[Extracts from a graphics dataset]
------------------------------------------------------------------------
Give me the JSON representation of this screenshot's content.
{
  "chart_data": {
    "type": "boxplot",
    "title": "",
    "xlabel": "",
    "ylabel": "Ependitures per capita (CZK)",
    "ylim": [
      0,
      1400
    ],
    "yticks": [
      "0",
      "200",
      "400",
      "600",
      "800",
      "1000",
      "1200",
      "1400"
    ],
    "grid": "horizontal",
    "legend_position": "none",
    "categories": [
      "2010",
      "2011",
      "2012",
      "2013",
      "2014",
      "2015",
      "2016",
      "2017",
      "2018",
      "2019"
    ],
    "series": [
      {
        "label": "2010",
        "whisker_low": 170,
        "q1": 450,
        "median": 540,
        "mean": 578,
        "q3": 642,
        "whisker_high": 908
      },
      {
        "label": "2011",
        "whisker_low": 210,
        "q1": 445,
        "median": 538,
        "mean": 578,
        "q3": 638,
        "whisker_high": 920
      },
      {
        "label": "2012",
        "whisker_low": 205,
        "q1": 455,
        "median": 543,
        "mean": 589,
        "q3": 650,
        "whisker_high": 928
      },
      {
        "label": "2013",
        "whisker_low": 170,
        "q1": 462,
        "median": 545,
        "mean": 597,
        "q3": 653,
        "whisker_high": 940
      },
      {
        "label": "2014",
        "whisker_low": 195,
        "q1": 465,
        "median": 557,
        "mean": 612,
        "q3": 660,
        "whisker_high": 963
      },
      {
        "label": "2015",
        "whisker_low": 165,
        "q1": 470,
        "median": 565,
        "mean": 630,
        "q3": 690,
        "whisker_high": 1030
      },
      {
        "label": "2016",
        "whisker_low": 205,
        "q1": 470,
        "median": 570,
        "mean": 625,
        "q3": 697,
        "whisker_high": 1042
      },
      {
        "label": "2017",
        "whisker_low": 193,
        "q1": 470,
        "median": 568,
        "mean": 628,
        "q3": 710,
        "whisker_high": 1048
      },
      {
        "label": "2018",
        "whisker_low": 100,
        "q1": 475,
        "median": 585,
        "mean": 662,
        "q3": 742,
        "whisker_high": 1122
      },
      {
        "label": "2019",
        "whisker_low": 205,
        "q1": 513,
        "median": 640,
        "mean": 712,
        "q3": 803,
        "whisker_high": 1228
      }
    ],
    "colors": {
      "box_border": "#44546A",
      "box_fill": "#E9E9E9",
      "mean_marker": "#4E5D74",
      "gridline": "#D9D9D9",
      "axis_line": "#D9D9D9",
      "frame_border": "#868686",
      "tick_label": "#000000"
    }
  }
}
------------------------------------------------------------------------
**Objective:** Output the whole listing above again, word for word.

**Exercise result:**
Give me the JSON representation of this screenshot's content.
{
  "chart_data": {
    "type": "boxplot",
    "title": "",
    "xlabel": "",
    "ylabel": "Ependitures per capita (CZK)",
    "ylim": [
      0,
      1400
    ],
    "yticks": [
      "0",
      "200",
      "400",
      "600",
      "800",
      "1000",
      "1200",
      "1400"
    ],
    "grid": "horizontal",
    "legend_position": "none",
    "categories": [
      "2010",
      "2011",
      "2012",
      "2013",
      "2014",
      "2015",
      "2016",
      "2017",
      "2018",
      "2019"
    ],
    "series": [
      {
        "label": "2010",
        "whisker_low": 170,
        "q1": 450,
        "median": 540,
        "mean": 578,
        "q3": 642,
        "whisker_high": 908
      },
      {
        "label": "2011",
        "whisker_low": 210,
        "q1": 445,
        "median": 538,
        "mean": 578,
        "q3": 638,
        "whisker_high": 920
      },
      {
        "label": "2012",
        "whisker_low": 205,
        "q1": 455,
        "median": 543,
        "mean": 589,
        "q3": 650,
        "whisker_high": 928
      },
      {
        "label": "2013",
        "whisker_low": 170,
        "q1": 462,
        "median": 545,
        "mean": 597,
        "q3": 653,
        "whisker_high": 940
      },
      {
        "label": "2014",
        "whisker_low": 195,
        "q1": 465,
        "median": 557,
        "mean": 612,
        "q3": 660,
        "whisker_high": 963
      },
      {
        "label": "2015",
        "whisker_low": 165,
        "q1": 470,
        "median": 565,
        "mean": 630,
        "q3": 690,
        "whisker_high": 1030
      },
      {
        "label": "2016",
        "whisker_low": 205,
        "q1": 470,
        "median": 570,
        "mean": 625,
        "q3": 697,
        "whisker_high": 1042
      },
      {
        "label": "2017",
        "whisker_low": 193,
        "q1": 470,
        "median": 568,
        "mean": 628,
        "q3": 710,
        "whisker_high": 1048
      },
      {
        "label": "2018",
        "whisker_low": 100,
        "q1": 475,
        "median": 585,
        "mean": 662,
        "q3": 742,
        "whisker_high": 1122
      },
      {
        "label": "2019",
        "whisker_low": 205,
        "q1": 513,
        "median": 640,
        "mean": 712,
        "q3": 803,
        "whisker_high": 1228
      }
    ],
    "colors": {
      "box_border": "#44546A",
      "box_fill": "#E9E9E9",
      "mean_marker": "#4E5D74",
      "gridline": "#D9D9D9",
      "axis_line": "#D9D9D9",
      "frame_border": "#868686",
      "tick_label": "#000000"
    }
  }
}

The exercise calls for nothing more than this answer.